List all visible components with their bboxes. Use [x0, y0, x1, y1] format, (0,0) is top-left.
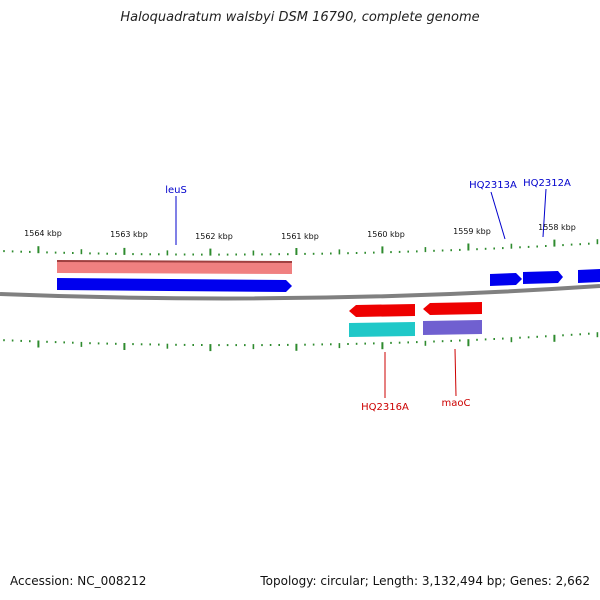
label-leuS[interactable]: leuS	[165, 185, 187, 196]
cds-maoC[interactable]	[423, 302, 482, 315]
gene-HQ2316A[interactable]	[349, 322, 415, 337]
label-HQ2312A[interactable]: HQ2312A	[523, 178, 571, 189]
accession-text: Accession: NC_008212	[10, 574, 147, 588]
scale-label-1561: 1561 kbp	[281, 232, 319, 241]
scale-label-1560: 1560 kbp	[367, 230, 405, 239]
label-HQ2316A[interactable]: HQ2316A	[361, 402, 409, 413]
label-maoC[interactable]: maoC	[442, 398, 471, 409]
genome-backbone	[0, 284, 600, 301]
cds-HQ2313A[interactable]	[490, 273, 522, 286]
forward-tick-track	[3, 239, 599, 256]
reverse-tick-track	[3, 332, 599, 352]
cds-HQ2316A[interactable]	[349, 304, 415, 317]
scale-label-1564: 1564 kbp	[24, 229, 62, 238]
leader-HQ2313A	[490, 191, 506, 240]
cds-leuS[interactable]	[57, 278, 292, 292]
cds-HQ2312A[interactable]	[523, 271, 563, 284]
cds-edge-forward[interactable]	[578, 269, 600, 283]
scale-label-1558: 1558 kbp	[538, 223, 576, 232]
leader-HQ2312A	[542, 188, 547, 238]
leader-maoC	[454, 348, 457, 397]
label-HQ2313A[interactable]: HQ2313A	[469, 180, 517, 191]
scale-label-1563: 1563 kbp	[110, 230, 148, 239]
map-title: Haloquadratum walsbyi DSM 16790, complet…	[120, 10, 480, 25]
scale-label-1562: 1562 kbp	[195, 232, 233, 241]
gene-leuS[interactable]	[57, 261, 292, 274]
gene-leuS-top-edge	[56, 260, 293, 263]
scale-label-1559: 1559 kbp	[453, 227, 491, 236]
gene-maoC[interactable]	[423, 320, 482, 335]
genome-summary-text: Topology: circular; Length: 3,132,494 bp…	[260, 574, 590, 588]
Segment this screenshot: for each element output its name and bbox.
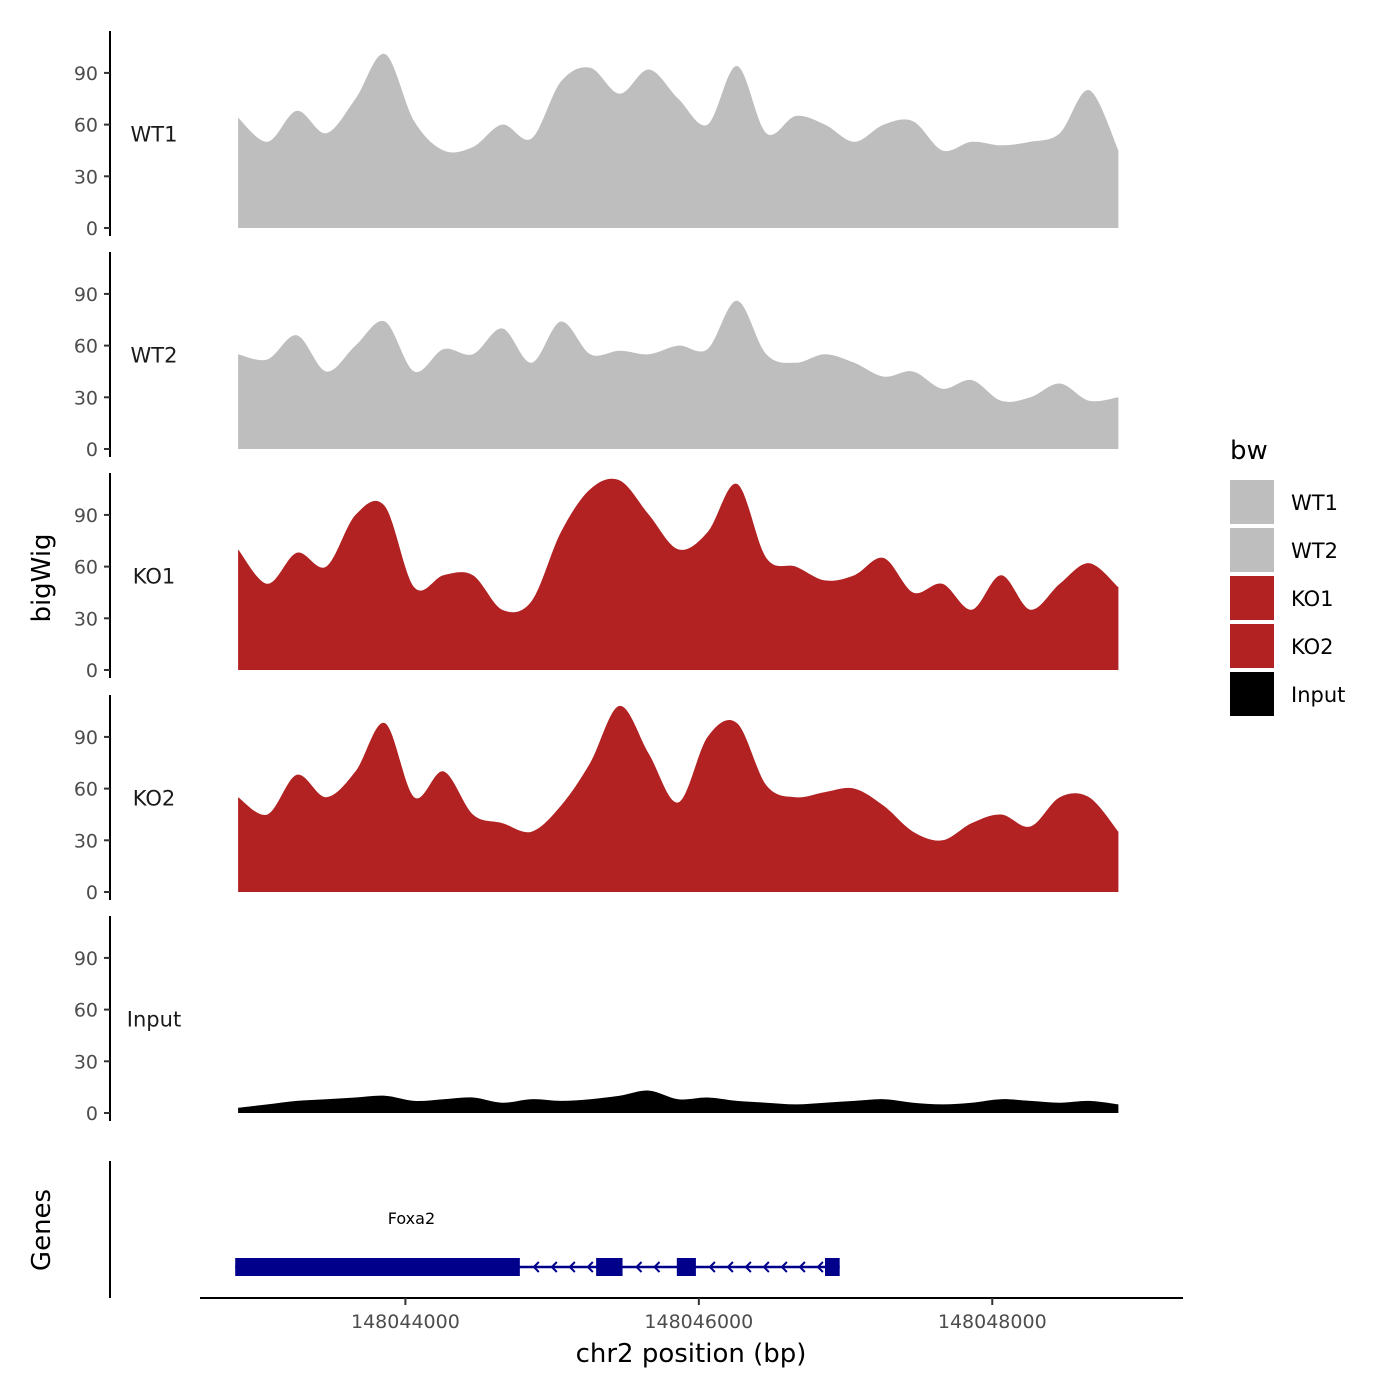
y-tick-label: 90 (74, 948, 98, 970)
y-tick-label: 30 (74, 830, 98, 852)
track-wt1: 0 30 60 90 WT1 (74, 31, 1119, 240)
strand-arrow (726, 1261, 734, 1273)
x-axis-ticks: 148044000 148046000 148048000 (351, 1298, 1047, 1333)
exon (825, 1258, 840, 1276)
strand-arrow (635, 1261, 643, 1273)
track-input: 0 30 60 90 Input (74, 916, 1119, 1125)
area-wt2 (238, 300, 1119, 449)
track-label: KO1 (133, 565, 176, 589)
area-wt1 (238, 53, 1119, 228)
legend-swatch-wt1 (1230, 480, 1274, 524)
legend-swatch-input (1230, 672, 1274, 716)
gene-label: Foxa2 (388, 1209, 435, 1228)
area-input (238, 1090, 1119, 1113)
strand-arrow (762, 1261, 770, 1273)
exon (596, 1258, 623, 1276)
exon (676, 1258, 696, 1276)
y-tick-label: 0 (86, 218, 98, 240)
gene-panel: Foxa2 (109, 1161, 840, 1298)
strand-arrow (816, 1261, 824, 1273)
y-tick-label: 60 (74, 336, 98, 358)
y-tick-label: 0 (86, 439, 98, 461)
x-tick-label: 148046000 (644, 1311, 753, 1333)
track-label: KO2 (133, 787, 176, 811)
track-label: WT1 (131, 123, 178, 147)
track-label: WT2 (131, 344, 178, 368)
track-ko1: 0 30 60 90 KO1 (74, 473, 1119, 682)
y-tick-label: 0 (86, 1103, 98, 1125)
legend-swatch-ko2 (1230, 624, 1274, 668)
y-tick-label: 60 (74, 115, 98, 137)
strand-arrow (780, 1261, 788, 1273)
x-tick-label: 148044000 (351, 1311, 460, 1333)
legend-label-wt1: WT1 (1291, 491, 1338, 515)
legend: WT1 WT2 KO1 KO2 Input (1230, 480, 1345, 716)
strand-arrow (586, 1261, 594, 1273)
y-tick-label: 60 (74, 1000, 98, 1022)
legend-label-ko2: KO2 (1291, 635, 1334, 659)
x-axis-title: chr2 position (bp) (576, 1339, 807, 1369)
y-axis-title: bigWig (27, 533, 57, 622)
y-tick-label: 0 (86, 660, 98, 682)
y-tick-label: 90 (74, 505, 98, 527)
gene-axis-title: Genes (27, 1189, 57, 1271)
strand-arrow (550, 1261, 558, 1273)
y-tick-label: 30 (74, 1051, 98, 1073)
y-tick-label: 30 (74, 387, 98, 409)
exon (235, 1258, 520, 1276)
y-tick-label: 90 (74, 63, 98, 85)
x-tick-label: 148048000 (938, 1311, 1047, 1333)
strand-arrow (798, 1261, 806, 1273)
track-wt2: 0 30 60 90 WT2 (74, 252, 1119, 461)
area-ko1 (238, 478, 1119, 670)
y-tick-label: 60 (74, 779, 98, 801)
y-tick-label: 30 (74, 608, 98, 630)
y-tick-label: 90 (74, 284, 98, 306)
track-ko2: 0 30 60 90 KO2 (74, 695, 1119, 904)
y-tick-label: 90 (74, 727, 98, 749)
strand-arrow (532, 1261, 540, 1273)
track-label: Input (127, 1008, 181, 1032)
y-tick-label: 30 (74, 166, 98, 188)
y-tick-label: 60 (74, 557, 98, 579)
legend-swatch-ko1 (1230, 576, 1274, 620)
legend-label-input: Input (1291, 683, 1345, 707)
strand-arrow (653, 1261, 661, 1273)
strand-arrow (568, 1261, 576, 1273)
strand-arrow (708, 1261, 716, 1273)
strand-arrow (744, 1261, 752, 1273)
legend-label-ko1: KO1 (1291, 587, 1334, 611)
area-ko2 (238, 705, 1119, 892)
legend-label-wt2: WT2 (1291, 539, 1338, 563)
track-panels: 0 30 60 90 WT1 0 30 60 90 WT2 0 30 60 90 KO1 0 30 60 90 KO2… (74, 31, 1119, 1125)
y-tick-label: 0 (86, 882, 98, 904)
legend-title: bw (1230, 436, 1268, 466)
legend-swatch-wt2 (1230, 528, 1274, 572)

REQUIREMENT: Scan the listing for the string "title". Copy each line that has it.

WRITTEN SOLUTION:
map-title: Haloquadratum walsbyi DSM 16790, complet…	[120, 10, 480, 25]
x-axis-title: chr2 position (bp) (576, 1339, 807, 1369)
y-axis-title: bigWig (27, 533, 57, 622)
gene-axis-title: Genes (27, 1189, 57, 1271)
legend-title: bw (1230, 436, 1268, 466)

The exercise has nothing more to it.